[Stored items from a collection]
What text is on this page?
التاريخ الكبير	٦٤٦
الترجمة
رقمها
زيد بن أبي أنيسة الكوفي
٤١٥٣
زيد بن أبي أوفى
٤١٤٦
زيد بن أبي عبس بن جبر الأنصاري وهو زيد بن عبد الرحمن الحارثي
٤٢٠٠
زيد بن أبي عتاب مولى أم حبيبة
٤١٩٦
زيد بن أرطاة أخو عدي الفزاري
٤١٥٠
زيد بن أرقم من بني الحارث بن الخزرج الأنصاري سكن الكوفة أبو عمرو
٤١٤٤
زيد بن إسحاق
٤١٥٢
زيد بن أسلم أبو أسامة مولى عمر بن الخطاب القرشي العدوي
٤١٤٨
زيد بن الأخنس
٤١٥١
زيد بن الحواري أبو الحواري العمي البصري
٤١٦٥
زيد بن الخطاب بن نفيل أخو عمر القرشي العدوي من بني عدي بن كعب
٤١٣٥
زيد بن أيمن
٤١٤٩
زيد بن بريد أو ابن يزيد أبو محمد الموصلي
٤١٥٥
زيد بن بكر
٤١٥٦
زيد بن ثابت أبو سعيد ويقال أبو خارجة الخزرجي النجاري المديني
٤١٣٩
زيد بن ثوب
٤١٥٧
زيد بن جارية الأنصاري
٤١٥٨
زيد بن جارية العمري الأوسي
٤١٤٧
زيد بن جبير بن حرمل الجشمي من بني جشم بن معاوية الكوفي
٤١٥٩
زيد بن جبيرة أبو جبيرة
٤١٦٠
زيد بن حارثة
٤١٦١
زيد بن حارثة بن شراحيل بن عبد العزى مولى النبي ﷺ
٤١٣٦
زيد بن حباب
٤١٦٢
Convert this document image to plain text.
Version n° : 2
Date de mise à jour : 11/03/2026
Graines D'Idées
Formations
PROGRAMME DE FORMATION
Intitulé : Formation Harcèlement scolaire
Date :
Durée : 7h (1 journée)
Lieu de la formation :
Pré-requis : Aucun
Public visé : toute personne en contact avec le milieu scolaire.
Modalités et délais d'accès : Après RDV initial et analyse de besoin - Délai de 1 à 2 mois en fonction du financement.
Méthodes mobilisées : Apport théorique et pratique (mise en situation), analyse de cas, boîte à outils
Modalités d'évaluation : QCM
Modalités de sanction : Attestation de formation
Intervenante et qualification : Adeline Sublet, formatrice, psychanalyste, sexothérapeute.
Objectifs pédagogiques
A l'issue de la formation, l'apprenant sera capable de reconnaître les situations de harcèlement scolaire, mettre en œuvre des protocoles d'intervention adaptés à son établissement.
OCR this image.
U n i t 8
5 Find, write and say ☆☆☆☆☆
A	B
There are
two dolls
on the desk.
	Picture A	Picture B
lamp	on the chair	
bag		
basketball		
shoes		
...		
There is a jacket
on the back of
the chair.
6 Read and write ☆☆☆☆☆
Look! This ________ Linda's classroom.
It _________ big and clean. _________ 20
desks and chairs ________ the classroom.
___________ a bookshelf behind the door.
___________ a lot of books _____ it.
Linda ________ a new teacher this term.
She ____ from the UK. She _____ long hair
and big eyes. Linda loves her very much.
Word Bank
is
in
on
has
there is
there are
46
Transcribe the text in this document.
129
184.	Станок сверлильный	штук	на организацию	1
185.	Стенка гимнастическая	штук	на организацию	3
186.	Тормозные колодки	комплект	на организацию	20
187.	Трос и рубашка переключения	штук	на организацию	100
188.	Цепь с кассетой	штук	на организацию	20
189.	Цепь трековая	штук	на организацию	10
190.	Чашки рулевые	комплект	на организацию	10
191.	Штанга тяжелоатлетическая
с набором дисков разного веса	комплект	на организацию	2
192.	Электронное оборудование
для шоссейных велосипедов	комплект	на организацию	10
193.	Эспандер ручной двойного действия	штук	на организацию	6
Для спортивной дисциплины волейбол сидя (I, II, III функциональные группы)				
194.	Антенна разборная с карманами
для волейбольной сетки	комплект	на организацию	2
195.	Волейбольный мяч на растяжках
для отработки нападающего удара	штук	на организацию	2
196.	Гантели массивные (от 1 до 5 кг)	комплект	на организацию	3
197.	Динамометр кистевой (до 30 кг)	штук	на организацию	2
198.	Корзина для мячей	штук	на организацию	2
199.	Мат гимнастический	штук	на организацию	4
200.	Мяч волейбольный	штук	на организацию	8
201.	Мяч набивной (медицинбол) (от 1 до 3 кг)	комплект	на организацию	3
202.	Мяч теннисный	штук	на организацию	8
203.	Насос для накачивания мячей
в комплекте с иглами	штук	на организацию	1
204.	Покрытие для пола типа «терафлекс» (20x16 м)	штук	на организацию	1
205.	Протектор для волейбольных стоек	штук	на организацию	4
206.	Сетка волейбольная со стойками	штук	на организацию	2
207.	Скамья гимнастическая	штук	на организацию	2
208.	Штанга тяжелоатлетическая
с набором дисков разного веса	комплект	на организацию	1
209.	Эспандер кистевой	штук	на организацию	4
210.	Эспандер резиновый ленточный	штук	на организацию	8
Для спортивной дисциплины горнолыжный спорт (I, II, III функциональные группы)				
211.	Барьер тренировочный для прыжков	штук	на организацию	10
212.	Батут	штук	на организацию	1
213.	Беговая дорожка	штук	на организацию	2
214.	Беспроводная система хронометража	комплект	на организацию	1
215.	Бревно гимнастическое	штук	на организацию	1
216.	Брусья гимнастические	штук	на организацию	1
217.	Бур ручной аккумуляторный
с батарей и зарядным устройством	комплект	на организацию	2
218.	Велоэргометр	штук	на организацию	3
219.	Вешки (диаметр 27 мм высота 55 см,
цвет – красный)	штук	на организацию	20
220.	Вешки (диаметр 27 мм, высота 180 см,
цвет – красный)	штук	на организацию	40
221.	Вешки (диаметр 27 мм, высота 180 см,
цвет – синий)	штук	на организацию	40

What you should do: From the listing above, copy every line that holds the string "тяжелоатлетическая".

Response below:
191.	Штанга тяжелоатлетическая
208.	Штанга тяжелоатлетическая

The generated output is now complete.